● What you have to do: Word for word, copy all the data and drop the pictures.

● Stored records:

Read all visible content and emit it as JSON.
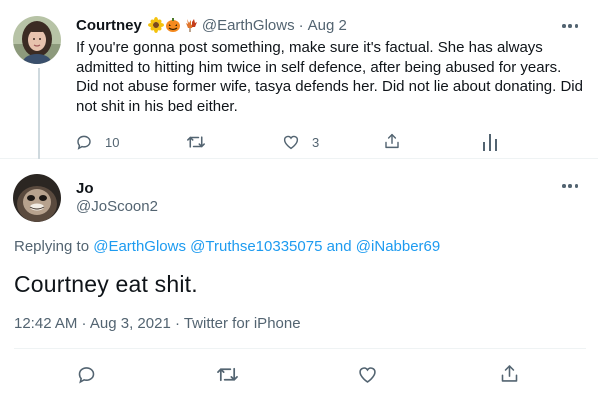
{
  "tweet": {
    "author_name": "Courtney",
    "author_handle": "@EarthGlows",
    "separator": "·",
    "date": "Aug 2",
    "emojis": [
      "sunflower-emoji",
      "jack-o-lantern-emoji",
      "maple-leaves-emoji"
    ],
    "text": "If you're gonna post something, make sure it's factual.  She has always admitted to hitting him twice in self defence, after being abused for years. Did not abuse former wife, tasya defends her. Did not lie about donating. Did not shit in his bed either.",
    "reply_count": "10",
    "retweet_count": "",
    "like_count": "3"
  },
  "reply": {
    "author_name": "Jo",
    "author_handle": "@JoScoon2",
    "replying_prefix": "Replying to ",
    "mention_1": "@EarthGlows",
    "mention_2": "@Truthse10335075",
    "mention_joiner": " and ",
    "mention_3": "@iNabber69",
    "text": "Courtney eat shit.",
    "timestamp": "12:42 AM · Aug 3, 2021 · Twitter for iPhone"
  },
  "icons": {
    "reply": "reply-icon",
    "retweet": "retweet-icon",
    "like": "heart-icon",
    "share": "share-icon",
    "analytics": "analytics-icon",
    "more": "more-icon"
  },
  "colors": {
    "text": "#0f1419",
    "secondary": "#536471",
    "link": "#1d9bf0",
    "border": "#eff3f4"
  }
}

● The completed task:
Read all visible content and emit it as JSON.
{
  "tweet": {
    "author_name": "Courtney",
    "author_handle": "@EarthGlows",
    "separator": "·",
    "date": "Aug 2",
    "emojis": [
      "sunflower-emoji",
      "jack-o-lantern-emoji",
      "maple-leaves-emoji"
    ],
    "text": "If you're gonna post something, make sure it's factual.  She has always admitted to hitting him twice in self defence, after being abused for years. Did not abuse former wife, tasya defends her. Did not lie about donating. Did not shit in his bed either.",
    "reply_count": "10",
    "retweet_count": "",
    "like_count": "3"
  },
  "reply": {
    "author_name": "Jo",
    "author_handle": "@JoScoon2",
    "replying_prefix": "Replying to ",
    "mention_1": "@EarthGlows",
    "mention_2": "@Truthse10335075",
    "mention_joiner": " and ",
    "mention_3": "@iNabber69",
    "text": "Courtney eat shit.",
    "timestamp": "12:42 AM · Aug 3, 2021 · Twitter for iPhone"
  },
  "icons": {
    "reply": "reply-icon",
    "retweet": "retweet-icon",
    "like": "heart-icon",
    "share": "share-icon",
    "analytics": "analytics-icon",
    "more": "more-icon"
  },
  "colors": {
    "text": "#0f1419",
    "secondary": "#536471",
    "link": "#1d9bf0",
    "border": "#eff3f4"
  }
}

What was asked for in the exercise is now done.